Exercise details
Exactly repeat the full listing that follows.

Stored rows
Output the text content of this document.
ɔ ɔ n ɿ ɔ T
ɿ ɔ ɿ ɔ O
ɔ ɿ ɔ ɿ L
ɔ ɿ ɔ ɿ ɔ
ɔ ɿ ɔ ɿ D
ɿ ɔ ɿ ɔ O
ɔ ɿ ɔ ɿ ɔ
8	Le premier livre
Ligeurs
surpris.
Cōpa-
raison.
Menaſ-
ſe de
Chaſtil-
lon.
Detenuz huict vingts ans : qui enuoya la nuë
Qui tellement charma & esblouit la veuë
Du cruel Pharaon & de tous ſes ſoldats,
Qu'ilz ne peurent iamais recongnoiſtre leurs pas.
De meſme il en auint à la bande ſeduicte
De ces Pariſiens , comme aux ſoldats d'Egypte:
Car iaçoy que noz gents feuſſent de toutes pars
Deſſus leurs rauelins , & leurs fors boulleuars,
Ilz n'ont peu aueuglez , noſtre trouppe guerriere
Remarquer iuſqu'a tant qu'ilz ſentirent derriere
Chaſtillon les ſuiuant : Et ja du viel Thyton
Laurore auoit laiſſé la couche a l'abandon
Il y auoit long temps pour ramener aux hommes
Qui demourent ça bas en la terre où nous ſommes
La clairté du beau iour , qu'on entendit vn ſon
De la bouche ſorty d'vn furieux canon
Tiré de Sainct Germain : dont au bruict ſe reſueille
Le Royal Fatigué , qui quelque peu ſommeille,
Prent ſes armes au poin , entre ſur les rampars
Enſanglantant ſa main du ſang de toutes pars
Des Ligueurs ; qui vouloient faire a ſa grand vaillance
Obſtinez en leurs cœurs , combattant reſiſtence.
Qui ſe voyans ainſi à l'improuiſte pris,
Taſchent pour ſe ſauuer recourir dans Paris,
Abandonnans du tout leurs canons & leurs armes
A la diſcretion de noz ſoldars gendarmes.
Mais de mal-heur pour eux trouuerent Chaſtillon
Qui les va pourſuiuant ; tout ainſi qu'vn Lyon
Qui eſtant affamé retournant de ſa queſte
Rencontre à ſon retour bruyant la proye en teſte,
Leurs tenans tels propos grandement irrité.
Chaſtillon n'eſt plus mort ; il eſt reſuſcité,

Solution to this task
Output the text content of this document.
ɔ ɔ n ɿ ɔ T
ɿ ɔ ɿ ɔ O
ɔ ɿ ɔ ɿ L
ɔ ɿ ɔ ɿ ɔ
ɔ ɿ ɔ ɿ D
ɿ ɔ ɿ ɔ O
ɔ ɿ ɔ ɿ ɔ
8	Le premier livre
Ligeurs
surpris.
Cōpa-
raison.
Menaſ-
ſe de
Chaſtil-
lon.
Detenuz huict vingts ans : qui enuoya la nuë
Qui tellement charma & esblouit la veuë
Du cruel Pharaon & de tous ſes ſoldats,
Qu'ilz ne peurent iamais recongnoiſtre leurs pas.
De meſme il en auint à la bande ſeduicte
De ces Pariſiens , comme aux ſoldats d'Egypte:
Car iaçoy que noz gents feuſſent de toutes pars
Deſſus leurs rauelins , & leurs fors boulleuars,
Ilz n'ont peu aueuglez , noſtre trouppe guerriere
Remarquer iuſqu'a tant qu'ilz ſentirent derriere
Chaſtillon les ſuiuant : Et ja du viel Thyton
Laurore auoit laiſſé la couche a l'abandon
Il y auoit long temps pour ramener aux hommes
Qui demourent ça bas en la terre où nous ſommes
La clairté du beau iour , qu'on entendit vn ſon
De la bouche ſorty d'vn furieux canon
Tiré de Sainct Germain : dont au bruict ſe reſueille
Le Royal Fatigué , qui quelque peu ſommeille,
Prent ſes armes au poin , entre ſur les rampars
Enſanglantant ſa main du ſang de toutes pars
Des Ligueurs ; qui vouloient faire a ſa grand vaillance
Obſtinez en leurs cœurs , combattant reſiſtence.
Qui ſe voyans ainſi à l'improuiſte pris,
Taſchent pour ſe ſauuer recourir dans Paris,
Abandonnans du tout leurs canons & leurs armes
A la diſcretion de noz ſoldars gendarmes.
Mais de mal-heur pour eux trouuerent Chaſtillon
Qui les va pourſuiuant ; tout ainſi qu'vn Lyon
Qui eſtant affamé retournant de ſa queſte
Rencontre à ſon retour bruyant la proye en teſte,
Leurs tenans tels propos grandement irrité.
Chaſtillon n'eſt plus mort ; il eſt reſuſcité,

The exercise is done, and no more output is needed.